Can you quote the records below in full, word for word?

## begin

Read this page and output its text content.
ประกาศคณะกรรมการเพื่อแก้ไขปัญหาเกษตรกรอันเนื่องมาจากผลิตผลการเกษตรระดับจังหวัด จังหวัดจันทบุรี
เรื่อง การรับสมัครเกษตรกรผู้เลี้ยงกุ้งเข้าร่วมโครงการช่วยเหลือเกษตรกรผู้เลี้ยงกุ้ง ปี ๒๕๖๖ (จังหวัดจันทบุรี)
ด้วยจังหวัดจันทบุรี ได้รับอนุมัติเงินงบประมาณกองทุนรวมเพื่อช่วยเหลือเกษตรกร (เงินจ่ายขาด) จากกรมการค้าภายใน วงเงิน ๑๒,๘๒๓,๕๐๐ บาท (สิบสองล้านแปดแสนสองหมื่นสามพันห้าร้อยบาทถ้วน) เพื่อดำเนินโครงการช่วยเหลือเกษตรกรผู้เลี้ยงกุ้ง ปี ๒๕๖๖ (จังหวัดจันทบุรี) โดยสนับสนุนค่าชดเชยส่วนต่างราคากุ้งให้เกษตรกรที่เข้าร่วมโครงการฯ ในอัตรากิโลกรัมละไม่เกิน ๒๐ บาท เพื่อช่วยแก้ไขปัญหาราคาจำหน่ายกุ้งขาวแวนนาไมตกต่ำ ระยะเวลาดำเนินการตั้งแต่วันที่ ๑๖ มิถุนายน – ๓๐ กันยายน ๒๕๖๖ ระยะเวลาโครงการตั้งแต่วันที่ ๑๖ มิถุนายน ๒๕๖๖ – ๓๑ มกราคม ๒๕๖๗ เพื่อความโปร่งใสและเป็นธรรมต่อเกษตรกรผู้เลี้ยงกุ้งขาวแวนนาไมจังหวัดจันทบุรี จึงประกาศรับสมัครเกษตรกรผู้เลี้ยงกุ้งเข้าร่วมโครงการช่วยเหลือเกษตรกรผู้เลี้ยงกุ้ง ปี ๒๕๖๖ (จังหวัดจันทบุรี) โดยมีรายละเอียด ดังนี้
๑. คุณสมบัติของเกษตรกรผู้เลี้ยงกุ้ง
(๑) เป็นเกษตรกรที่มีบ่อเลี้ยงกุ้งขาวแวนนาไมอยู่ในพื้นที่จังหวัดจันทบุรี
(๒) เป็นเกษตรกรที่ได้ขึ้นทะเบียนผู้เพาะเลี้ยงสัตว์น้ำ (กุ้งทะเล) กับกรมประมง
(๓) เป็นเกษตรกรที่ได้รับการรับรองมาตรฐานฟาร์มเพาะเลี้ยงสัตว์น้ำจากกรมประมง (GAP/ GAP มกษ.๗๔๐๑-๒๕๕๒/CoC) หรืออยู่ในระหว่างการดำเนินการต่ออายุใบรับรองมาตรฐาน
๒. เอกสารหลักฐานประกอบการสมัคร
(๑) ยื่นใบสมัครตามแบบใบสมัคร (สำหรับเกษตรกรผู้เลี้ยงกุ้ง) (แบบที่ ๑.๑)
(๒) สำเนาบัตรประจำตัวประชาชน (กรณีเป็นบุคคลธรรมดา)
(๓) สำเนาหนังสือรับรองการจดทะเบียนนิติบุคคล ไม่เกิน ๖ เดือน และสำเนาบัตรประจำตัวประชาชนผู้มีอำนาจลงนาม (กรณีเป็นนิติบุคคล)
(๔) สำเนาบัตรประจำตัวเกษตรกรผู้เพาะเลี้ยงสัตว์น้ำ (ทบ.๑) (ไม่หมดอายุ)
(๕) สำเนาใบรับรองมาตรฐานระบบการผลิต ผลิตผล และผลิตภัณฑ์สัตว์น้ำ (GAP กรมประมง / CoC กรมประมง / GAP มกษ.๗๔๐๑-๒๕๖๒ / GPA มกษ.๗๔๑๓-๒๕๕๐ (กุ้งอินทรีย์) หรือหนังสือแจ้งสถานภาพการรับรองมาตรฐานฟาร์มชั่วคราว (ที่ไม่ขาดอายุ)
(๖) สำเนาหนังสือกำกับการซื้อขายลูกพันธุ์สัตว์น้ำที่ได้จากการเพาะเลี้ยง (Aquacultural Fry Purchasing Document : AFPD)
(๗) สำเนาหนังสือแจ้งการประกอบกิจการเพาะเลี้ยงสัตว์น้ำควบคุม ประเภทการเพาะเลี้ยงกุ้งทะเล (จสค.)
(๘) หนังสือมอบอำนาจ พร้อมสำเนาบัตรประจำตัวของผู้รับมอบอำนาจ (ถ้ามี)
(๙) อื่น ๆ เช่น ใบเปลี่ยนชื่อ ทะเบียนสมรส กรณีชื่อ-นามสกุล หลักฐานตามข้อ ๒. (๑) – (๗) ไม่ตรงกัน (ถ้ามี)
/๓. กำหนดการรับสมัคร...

## end

THE COMPLETED TASK:
Read this page and output its text content.
ประกาศคณะกรรมการเพื่อแก้ไขปัญหาเกษตรกรอันเนื่องมาจากผลิตผลการเกษตรระดับจังหวัด จังหวัดจันทบุรี
เรื่อง การรับสมัครเกษตรกรผู้เลี้ยงกุ้งเข้าร่วมโครงการช่วยเหลือเกษตรกรผู้เลี้ยงกุ้ง ปี ๒๕๖๖ (จังหวัดจันทบุรี)
ด้วยจังหวัดจันทบุรี ได้รับอนุมัติเงินงบประมาณกองทุนรวมเพื่อช่วยเหลือเกษตรกร (เงินจ่ายขาด) จากกรมการค้าภายใน วงเงิน ๑๒,๘๒๓,๕๐๐ บาท (สิบสองล้านแปดแสนสองหมื่นสามพันห้าร้อยบาทถ้วน) เพื่อดำเนินโครงการช่วยเหลือเกษตรกรผู้เลี้ยงกุ้ง ปี ๒๕๖๖ (จังหวัดจันทบุรี) โดยสนับสนุนค่าชดเชยส่วนต่างราคากุ้งให้เกษตรกรที่เข้าร่วมโครงการฯ ในอัตรากิโลกรัมละไม่เกิน ๒๐ บาท เพื่อช่วยแก้ไขปัญหาราคาจำหน่ายกุ้งขาวแวนนาไมตกต่ำ ระยะเวลาดำเนินการตั้งแต่วันที่ ๑๖ มิถุนายน – ๓๐ กันยายน ๒๕๖๖ ระยะเวลาโครงการตั้งแต่วันที่ ๑๖ มิถุนายน ๒๕๖๖ – ๓๑ มกราคม ๒๕๖๗ เพื่อความโปร่งใสและเป็นธรรมต่อเกษตรกรผู้เลี้ยงกุ้งขาวแวนนาไมจังหวัดจันทบุรี จึงประกาศรับสมัครเกษตรกรผู้เลี้ยงกุ้งเข้าร่วมโครงการช่วยเหลือเกษตรกรผู้เลี้ยงกุ้ง ปี ๒๕๖๖ (จังหวัดจันทบุรี) โดยมีรายละเอียด ดังนี้
๑. คุณสมบัติของเกษตรกรผู้เลี้ยงกุ้ง
(๑) เป็นเกษตรกรที่มีบ่อเลี้ยงกุ้งขาวแวนนาไมอยู่ในพื้นที่จังหวัดจันทบุรี
(๒) เป็นเกษตรกรที่ได้ขึ้นทะเบียนผู้เพาะเลี้ยงสัตว์น้ำ (กุ้งทะเล) กับกรมประมง
(๓) เป็นเกษตรกรที่ได้รับการรับรองมาตรฐานฟาร์มเพาะเลี้ยงสัตว์น้ำจากกรมประมง (GAP/ GAP มกษ.๗๔๐๑-๒๕๕๒/CoC) หรืออยู่ในระหว่างการดำเนินการต่ออายุใบรับรองมาตรฐาน
๒. เอกสารหลักฐานประกอบการสมัคร
(๑) ยื่นใบสมัครตามแบบใบสมัคร (สำหรับเกษตรกรผู้เลี้ยงกุ้ง) (แบบที่ ๑.๑)
(๒) สำเนาบัตรประจำตัวประชาชน (กรณีเป็นบุคคลธรรมดา)
(๓) สำเนาหนังสือรับรองการจดทะเบียนนิติบุคคล ไม่เกิน ๖ เดือน และสำเนาบัตรประจำตัวประชาชนผู้มีอำนาจลงนาม (กรณีเป็นนิติบุคคล)
(๔) สำเนาบัตรประจำตัวเกษตรกรผู้เพาะเลี้ยงสัตว์น้ำ (ทบ.๑) (ไม่หมดอายุ)
(๕) สำเนาใบรับรองมาตรฐานระบบการผลิต ผลิตผล และผลิตภัณฑ์สัตว์น้ำ (GAP กรมประมง / CoC กรมประมง / GAP มกษ.๗๔๐๑-๒๕๖๒ / GPA มกษ.๗๔๑๓-๒๕๕๐ (กุ้งอินทรีย์) หรือหนังสือแจ้งสถานภาพการรับรองมาตรฐานฟาร์มชั่วคราว (ที่ไม่ขาดอายุ)
(๖) สำเนาหนังสือกำกับการซื้อขายลูกพันธุ์สัตว์น้ำที่ได้จากการเพาะเลี้ยง (Aquacultural Fry Purchasing Document : AFPD)
(๗) สำเนาหนังสือแจ้งการประกอบกิจการเพาะเลี้ยงสัตว์น้ำควบคุม ประเภทการเพาะเลี้ยงกุ้งทะเล (จสค.)
(๘) หนังสือมอบอำนาจ พร้อมสำเนาบัตรประจำตัวของผู้รับมอบอำนาจ (ถ้ามี)
(๙) อื่น ๆ เช่น ใบเปลี่ยนชื่อ ทะเบียนสมรส กรณีชื่อ-นามสกุล หลักฐานตามข้อ ๒. (๑) – (๗) ไม่ตรงกัน (ถ้ามี)
/๓. กำหนดการรับสมัคร...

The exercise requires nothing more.